→ O que fazer
(A) Com base no texto sobre fertirrigação, responda:
(i) Em qual faculdade e universidade o projeto é desenvolvido?
(ii) Que aparelho avalia as variações das porções de fertilizante?
(iii) Em que consiste tecnicamente a metodologia descrita pelo pesquisador?
(B) Resuma o texto sobre fertirrigação em duas frases.
(C) Prossiga o texto sobre fertirrigação a partir do ponto em que ele termina.

→ Trecho da fonte
§

A criação de ferramentas que auxiliem o uso correto da fertirrigação é a finalidade do projeto desenvolvido pelo pesquisador Roberto Lyra Villas Boas através da Faculdade de Ciências Agronômicas da Universidade Estadual Paulista Júlio de Mesquita Filho (Unesp) de Botucatu. As análises giram em torno da concentração de nutrientes aplicados no solo, adequando a quantidade de adubo à necessidade de nutrição do ambiente de plantio.
De acordo com o professor, pesquisas já foram desenvolvidas e outras estão em andamento. As metodologias são voltadas para a medição das doses de fertilizantes inseridos nas mangueiras de irrigação. O aparelho utilizado para fazer a avaliação das variações das porções é o extrator de solução do solo.
— Se o equipamento for sensível para indicar essa variação, significa que serve para mostrar se o teor está baixo ou alto na terra. Tecnicamente, a metodologia consiste em trabalhar com doses crescentes de determinado fertilizante e observar as leituras que os aparelhos nos dão, no sentido de ajustar a melhor maneira possível de desenvolvimento da cultura — observa Roberto.

§

→ Linhas
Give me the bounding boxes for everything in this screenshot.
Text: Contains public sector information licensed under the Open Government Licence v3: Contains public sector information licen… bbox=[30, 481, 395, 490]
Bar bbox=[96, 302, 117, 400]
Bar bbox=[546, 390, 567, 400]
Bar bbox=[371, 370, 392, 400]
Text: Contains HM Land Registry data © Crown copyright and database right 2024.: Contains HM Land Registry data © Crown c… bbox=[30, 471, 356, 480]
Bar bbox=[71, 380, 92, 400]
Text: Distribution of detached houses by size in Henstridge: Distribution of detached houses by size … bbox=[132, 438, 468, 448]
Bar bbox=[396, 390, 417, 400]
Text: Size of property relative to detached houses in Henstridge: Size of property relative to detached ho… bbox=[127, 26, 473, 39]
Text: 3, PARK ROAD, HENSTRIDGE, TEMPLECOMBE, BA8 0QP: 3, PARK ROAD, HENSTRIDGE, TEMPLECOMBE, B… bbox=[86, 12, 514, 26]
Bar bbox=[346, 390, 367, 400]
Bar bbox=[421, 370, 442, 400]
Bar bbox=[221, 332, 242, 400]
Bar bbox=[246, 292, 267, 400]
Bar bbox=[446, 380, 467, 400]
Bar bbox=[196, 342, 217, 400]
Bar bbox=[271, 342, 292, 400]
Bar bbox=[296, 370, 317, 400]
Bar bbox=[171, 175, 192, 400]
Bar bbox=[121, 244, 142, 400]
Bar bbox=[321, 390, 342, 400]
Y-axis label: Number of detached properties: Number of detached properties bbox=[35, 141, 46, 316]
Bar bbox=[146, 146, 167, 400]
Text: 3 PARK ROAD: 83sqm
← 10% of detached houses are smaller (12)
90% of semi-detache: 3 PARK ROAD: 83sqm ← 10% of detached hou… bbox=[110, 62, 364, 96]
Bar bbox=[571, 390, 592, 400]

§

→ Respostas por tarefa
(A)
(i) Na Faculdade de Ciências Agronômicas da Universidade Estadual Paulista Júlio de Mesquita Filho (Unesp) de Botucatu.
(ii) O extrator de solução do solo.
(iii) Em trabalhar com doses crescentes de determinado fertilizante e observar as leituras dos aparelhos, para ajustar a melhor maneira de desenvolvimento da cultura.

(B) O projeto do pesquisador Roberto Lyra Villas Boas, na Faculdade de Ciências Agronômicas da Unesp de Botucatu, busca criar ferramentas para o uso correto da fertirrigação, adequando a quantidade de adubo à necessidade de nutrição do ambiente de plantio. As metodologias medem as doses de fertilizantes inseridas nas mangueiras de irrigação com o extrator de solução do solo, aplicando doses crescentes e observando as leituras dos aparelhos.

(C)
Entre as culturas trabalhadas até agora, estão o pimentão e o tomate, em cultivo protegido, e a laranja, em plantações irrigadas. O pesquisador explica que cada novo plantio exige uma variação da adubação, de acordo com a qualidade do solo, as condições climáticas, o índice pluviométrico e as necessidades nutritivas de cada espécie. É justamente para detectar a adequação das dosagens de fertilizantes em diversos locais, em diferentes situações, que o extrato de solução do solo se torna uma ferramenta fundamental.
— Há uma grande expectativa desses equipamentos serem utilizados no campo para melhorar ainda mais a recomendação de adubação e evitar que o produtor gaste adubo a mais ou deixe de colocar a quantidade adequada — reforça.